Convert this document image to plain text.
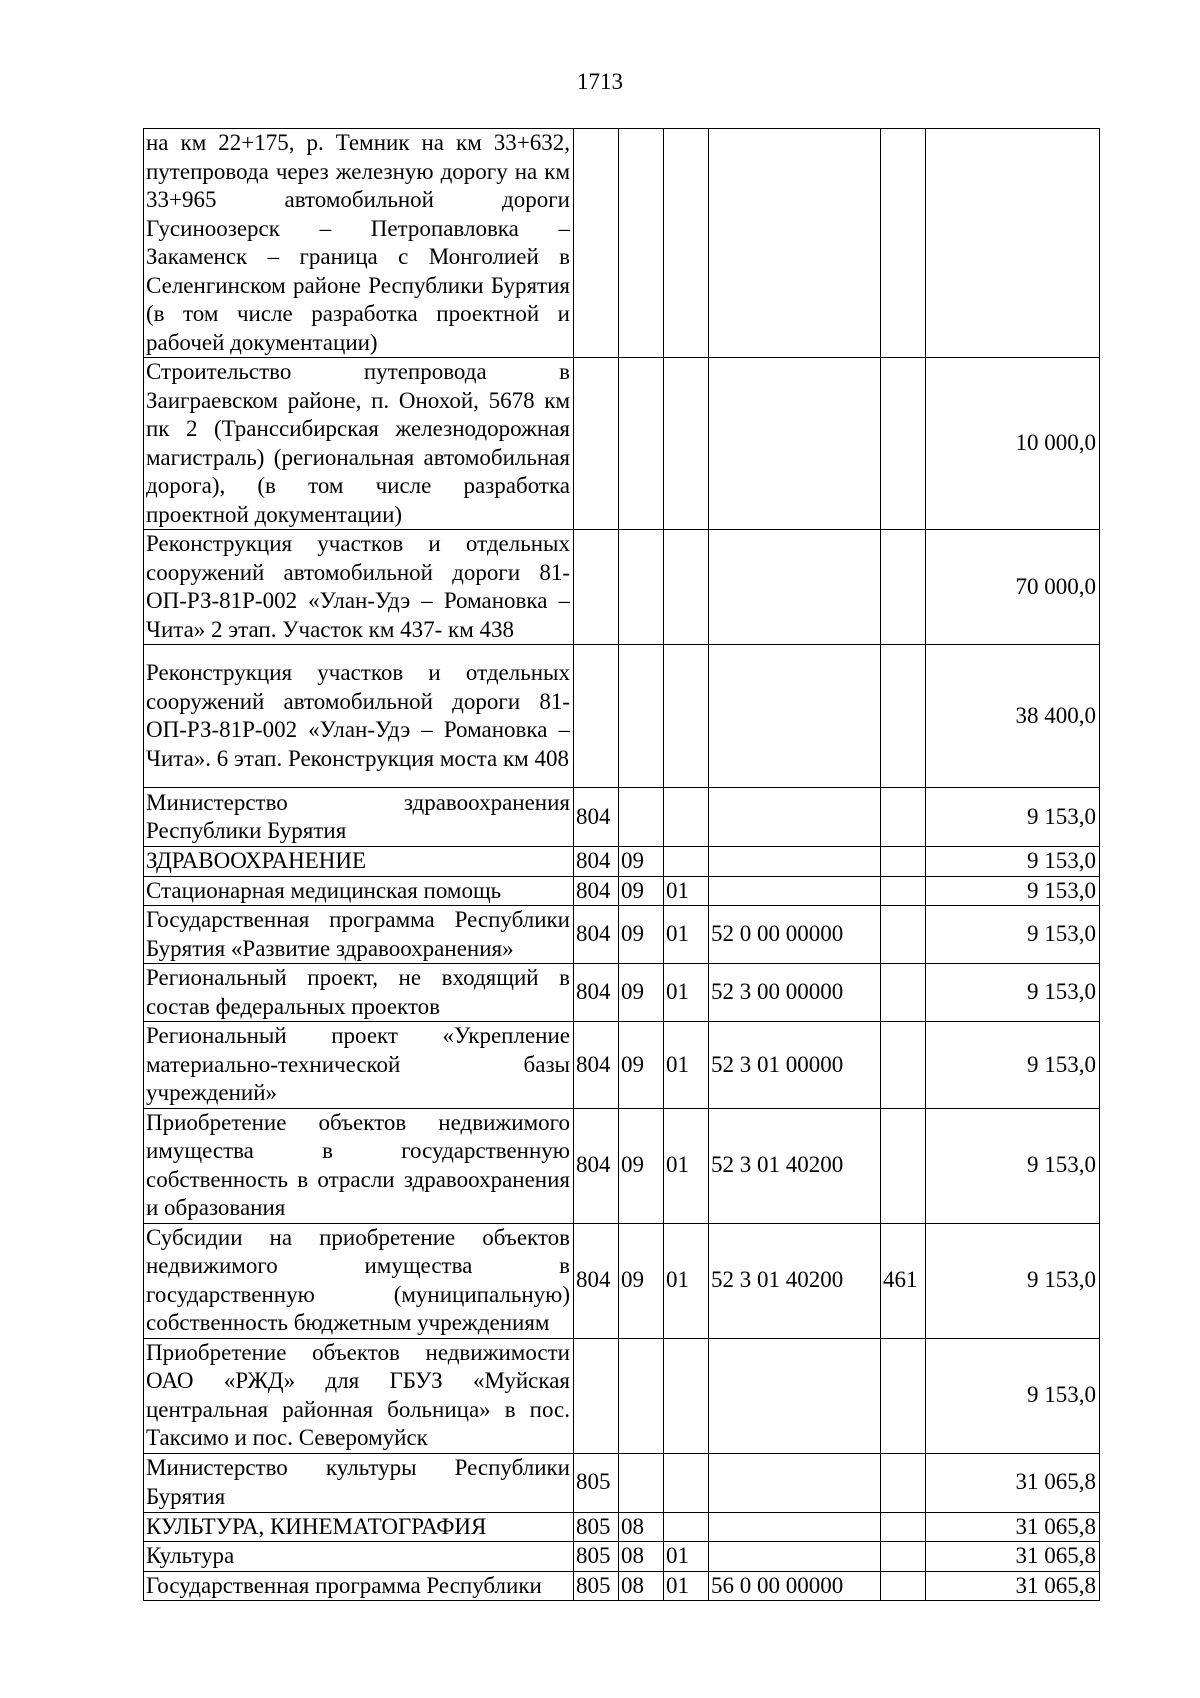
1713
на км 22+175, р. Темник на км 33+632, путепровода через железную дорогу на км 33+965 автомобильной дороги Гусиноозерск – Петропавловка – Закаменск – граница с Монголией в Селенгинском районе Республики Бурятия (в том числе разработка проектной и рабочей документации)						
Строительство путепровода в Заиграевском районе, п. Онохой, 5678 км пк 2 (Транссибирская железнодорожная магистраль) (региональная автомобильная дорога), (в том числе разработка проектной документации)						10 000,0
Реконструкция участков и отдельных сооружений автомобильной дороги 81-ОП-РЗ-81Р-002 «Улан-Удэ – Романовка – Чита» 2 этап. Участок км 437- км 438						70 000,0
Реконструкция участков и отдельных сооружений автомобильной дороги 81-ОП-РЗ-81Р-002 «Улан-Удэ – Романовка – Чита». 6 этап. Реконструкция моста км 408						38 400,0
Министерство здравоохранения Республики Бурятия	804					9 153,0
ЗДРАВООХРАНЕНИЕ	804	09				9 153,0
Стационарная медицинская помощь	804	09	01			9 153,0
Государственная программа Республики Бурятия «Развитие здравоохранения»	804	09	01	52 0 00 00000		9 153,0
Региональный проект, не входящий в состав федеральных проектов	804	09	01	52 3 00 00000		9 153,0
Региональный проект «Укрепление материально-технической базы учреждений»	804	09	01	52 3 01 00000		9 153,0
Приобретение объектов недвижимого имущества в государственную собственность в отрасли здравоохранения и образования	804	09	01	52 3 01 40200		9 153,0
Субсидии на приобретение объектов недвижимого имущества в государственную (муниципальную) собственность бюджетным учреждениям	804	09	01	52 3 01 40200	461	9 153,0
Приобретение объектов недвижимости ОАО «РЖД» для ГБУЗ «Муйская центральная районная больница» в пос. Таксимо и пос. Северомуйск						9 153,0
Министерство культуры Республики Бурятия	805					31 065,8
КУЛЬТУРА, КИНЕМАТОГРАФИЯ	805	08				31 065,8
Культура	805	08	01			31 065,8
Государственная программа Республики	805	08	01	56 0 00 00000		31 065,8
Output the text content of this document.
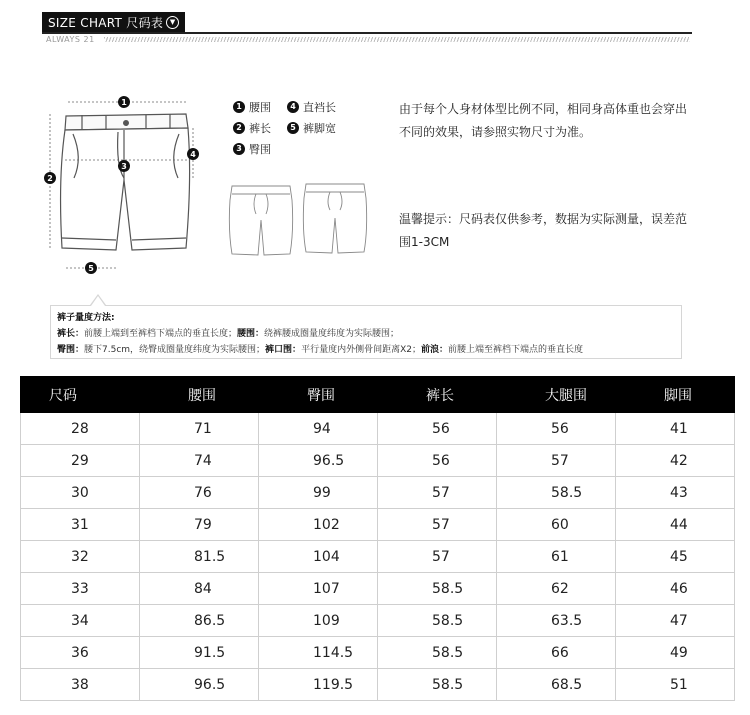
SIZE CHART 尺码表 ▼
ALWAYS 21
1
2
3
4
5
1 腰围	4 直裆长
2 裤长	5 裤脚宽
3 臀围
由于每个人身材体型比例不同，相同身高体重也会穿出
不同的效果，请参照实物尺寸为准。
温馨提示：尺码表仅供参考，数据为实际测量，误差范
围1-3CM
裤子量度方法:
裤长：前腰上端到至裤档下端点的垂直长度；腰围：绕裤腰成圈量度纬度为实际腰围；
臀围：腰下7.5cm，绕臀成圈量度纬度为实际腰围；裤口围：平行量度内外侧骨间距离X2；前浪：前腰上端至裤档下端点的垂直长度
尺码	腰围	臀围	裤长	大腿围	脚围
28	71	94	56	56	41
29	74	96.5	56	57	42
30	76	99	57	58.5	43
31	79	102	57	60	44
32	81.5	104	57	61	45
33	84	107	58.5	62	46
34	86.5	109	58.5	63.5	47
36	91.5	114.5	58.5	66	49
38	96.5	119.5	58.5	68.5	51
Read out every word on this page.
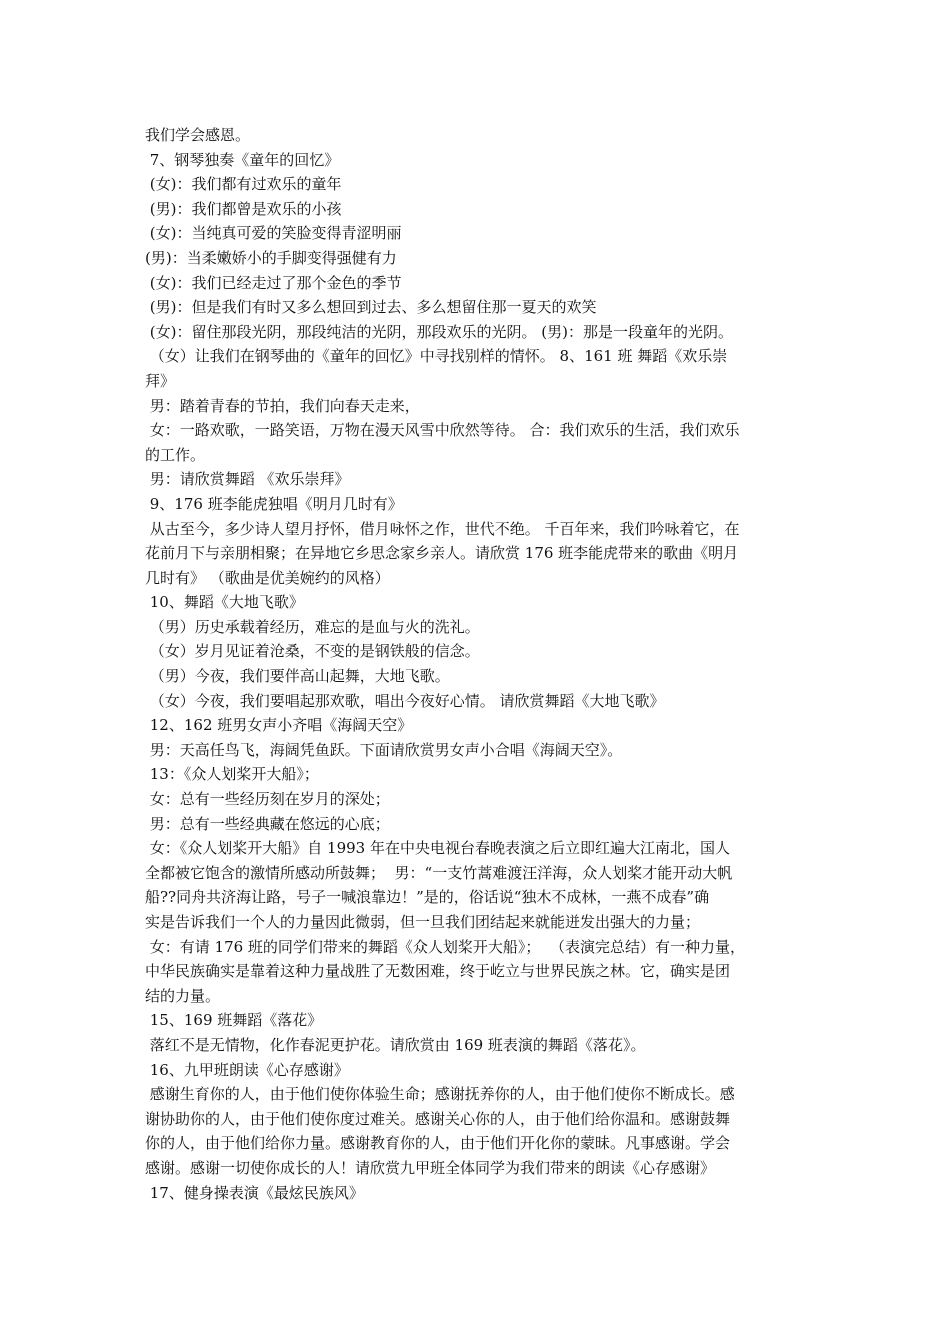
我们学会感恩。
7、钢琴独奏《童年的回忆》
(女)：我们都有过欢乐的童年
(男)：我们都曾是欢乐的小孩
(女)：当纯真可爱的笑脸变得青涩明丽
(男)：当柔嫩娇小的手脚变得强健有力
(女)：我们已经走过了那个金色的季节
(男)：但是我们有时又多么想回到过去、多么想留住那一夏天的欢笑
(女)：留住那段光阴，那段纯洁的光阴，那段欢乐的光阴。 (男)：那是一段童年的光阴。
（女）让我们在钢琴曲的《童年的回忆》中寻找别样的情怀。 8、161 班 舞蹈《欢乐崇
拜》
男：踏着青春的节拍，我们向春天走来，
女：一路欢歌，一路笑语，万物在漫天风雪中欣然等待。 合：我们欢乐的生活，我们欢乐
的工作。
男：请欣赏舞蹈 《欢乐崇拜》
9、176 班李能虎独唱《明月几时有》
从古至今，多少诗人望月抒怀，借月咏怀之作，世代不绝。 千百年来，我们吟咏着它，在
花前月下与亲朋相聚；在异地它乡思念家乡亲人。请欣赏 176 班李能虎带来的歌曲《明月
几时有》 （歌曲是优美婉约的风格）
10、舞蹈《大地飞歌》
（男）历史承载着经历，难忘的是血与火的洗礼。
（女）岁月见证着沧桑，不变的是钢铁般的信念。
（男）今夜，我们要伴高山起舞，大地飞歌。
（女）今夜，我们要唱起那欢歌，唱出今夜好心情。 请欣赏舞蹈《大地飞歌》
12、162 班男女声小齐唱《海阔天空》
男：天高任鸟飞，海阔凭鱼跃。下面请欣赏男女声小合唱《海阔天空》。
13：《众人划桨开大船》；
女：总有一些经历刻在岁月的深处；
男：总有一些经典藏在悠远的心底；
女：《众人划桨开大船》自 1993 年在中央电视台春晚表演之后立即红遍大江南北，国人
全都被它饱含的激情所感动所鼓舞；  男：“一支竹蒿难渡汪洋海，众人划桨才能开动大帆
船??同舟共济海让路，号子一喊浪靠边！”是的，俗话说“独木不成林，一燕不成春”确
实是告诉我们一个人的力量因此微弱，但一旦我们团结起来就能迸发出强大的力量；
女：有请 176 班的同学们带来的舞蹈《众人划桨开大船》；  （表演完总结）有一种力量，
中华民族确实是靠着这种力量战胜了无数困难，终于屹立与世界民族之林。它，确实是团
结的力量。
15、169 班舞蹈《落花》
落红不是无情物，化作春泥更护花。请欣赏由 169 班表演的舞蹈《落花》。
16、九甲班朗读《心存感谢》
感谢生育你的人，由于他们使你体验生命；感谢抚养你的人，由于他们使你不断成长。感
谢协助你的人，由于他们使你度过难关。感谢关心你的人，由于他们给你温和。感谢鼓舞
你的人，由于他们给你力量。感谢教育你的人，由于他们开化你的蒙昧。凡事感谢。学会
感谢。感谢一切使你成长的人！请欣赏九甲班全体同学为我们带来的朗读《心存感谢》
17、健身操表演《最炫民族风》
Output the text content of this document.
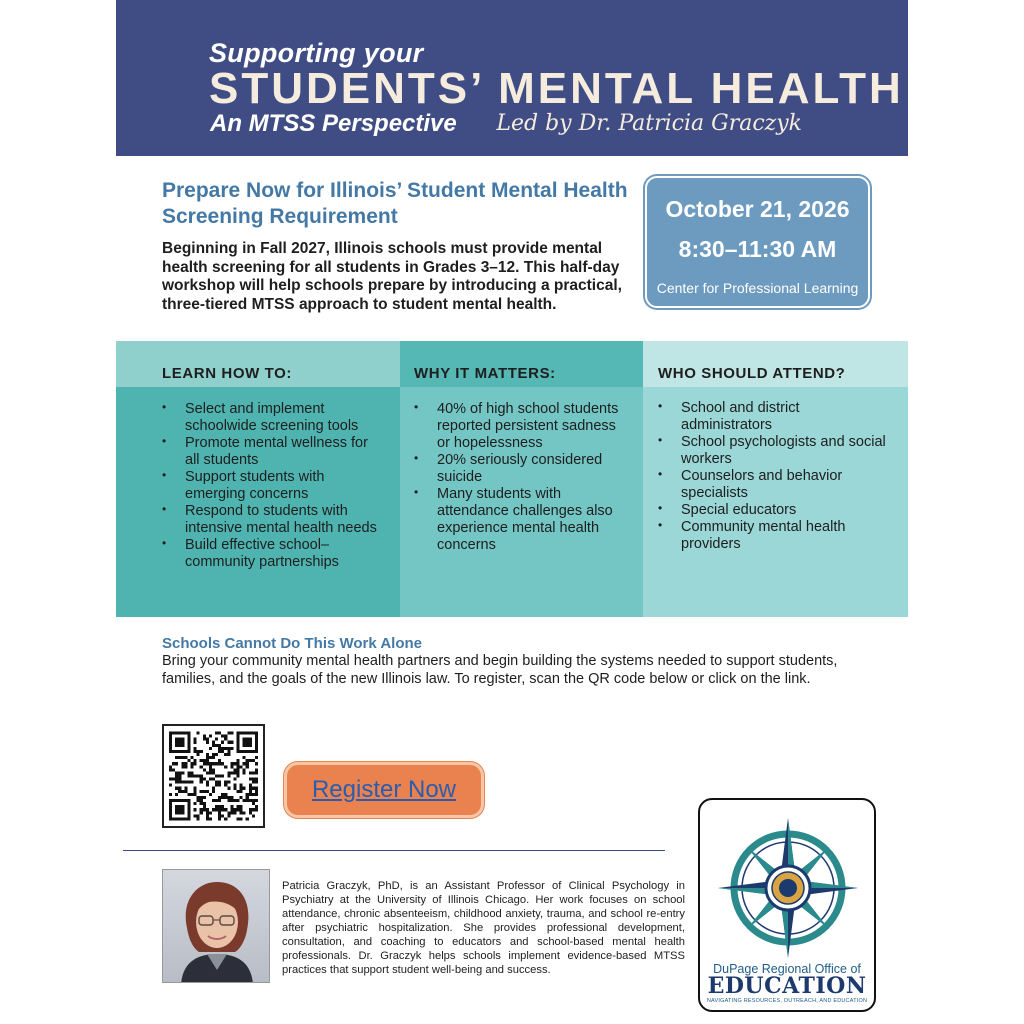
Supporting your
STUDENTS’ MENTAL HEALTH
An MTSS Perspective Led by Dr. Patricia Graczyk
Prepare Now for Illinois’ Student Mental Health Screening Requirement
Beginning in Fall 2027, Illinois schools must provide mental health screening for all students in Grades 3–12. This half-day workshop will help schools prepare by introducing a practical, three-tiered MTSS approach to student mental health.
October 21, 2026
8:30–11:30 AM
Center for Professional Learning
LEARN HOW TO:
• Select and implement schoolwide screening tools
• Promote mental wellness for all students
• Support students with emerging concerns
• Respond to students with intensive mental health needs
• Build effective school–community partnerships
WHY IT MATTERS:
• 40% of high school students reported persistent sadness or hopelessness
• 20% seriously considered suicide
• Many students with attendance challenges also experience mental health concerns
WHO SHOULD ATTEND?
• School and district administrators
• School psychologists and social workers
• Counselors and behavior specialists
• Special educators
• Community mental health providers
Schools Cannot Do This Work Alone
Bring your community mental health partners and begin building the systems needed to support students, families, and the goals of the new Illinois law. To register, scan the QR code below or click on the link.
Register Now
Patricia Graczyk, PhD, is an Assistant Professor of Clinical Psychology in Psychiatry at the University of Illinois Chicago. Her work focuses on school attendance, chronic absenteeism, childhood anxiety, trauma, and school re-entry after psychiatric hospitalization. She provides professional development, consultation, and coaching to educators and school-based mental health professionals. Dr. Graczyk helps schools implement evidence-based MTSS practices that support student well-being and success.	DuPage Regional Office of
EDUCATION
NAVIGATING RESOURCES, OUTREACH, AND EDUCATION
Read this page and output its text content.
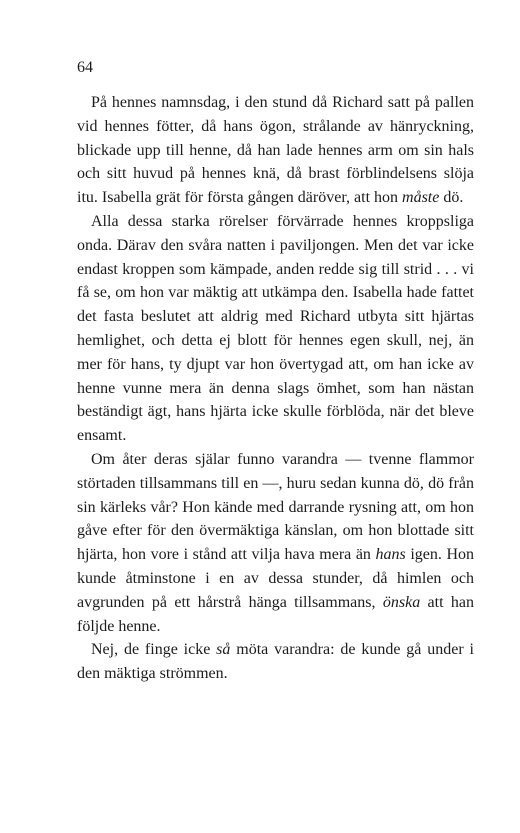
64

På hennes namnsdag, i den stund då Richard satt på pallen vid hennes fötter, då hans ögon, strålande av hänryckning, blickade upp till henne, då han lade hennes arm om sin hals och sitt huvud på hennes knä, då brast förblindelsens slöja itu. Isabella grät för första gången däröver, att hon måste dö.

Alla dessa starka rörelser förvärrade hennes kroppsliga onda. Därav den svåra natten i paviljongen. Men det var icke endast kroppen som kämpade, anden redde sig till strid . . . vi få se, om hon var mäktig att utkämpa den. Isabella hade fattet det fasta beslutet att aldrig med Richard utbyta sitt hjärtas hemlighet, och detta ej blott för hennes egen skull, nej, än mer för hans, ty djupt var hon övertygad att, om han icke av henne vunne mera än denna slags ömhet, som han nästan beständigt ägt, hans hjärta icke skulle förblöda, när det bleve ensamt.

Om åter deras själar funno varandra — tvenne flammor störtaden tillsammans till en —, huru sedan kunna dö, dö från sin kärleks vår? Hon kände med darrande rysning att, om hon gåve efter för den övermäktiga känslan, om hon blottade sitt hjärta, hon vore i stånd att vilja hava mera än hans igen. Hon kunde åtminstone i en av dessa stunder, då himlen och avgrunden på ett hårstrå hänga tillsammans, önska att han följde henne.

Nej, de finge icke så möta varandra: de kunde gå under i den mäktiga strömmen.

..............................

_Task to complete:_ What is the number of lines that contain "Министерство"? Reply with that number alone.

_Correct result:_ 2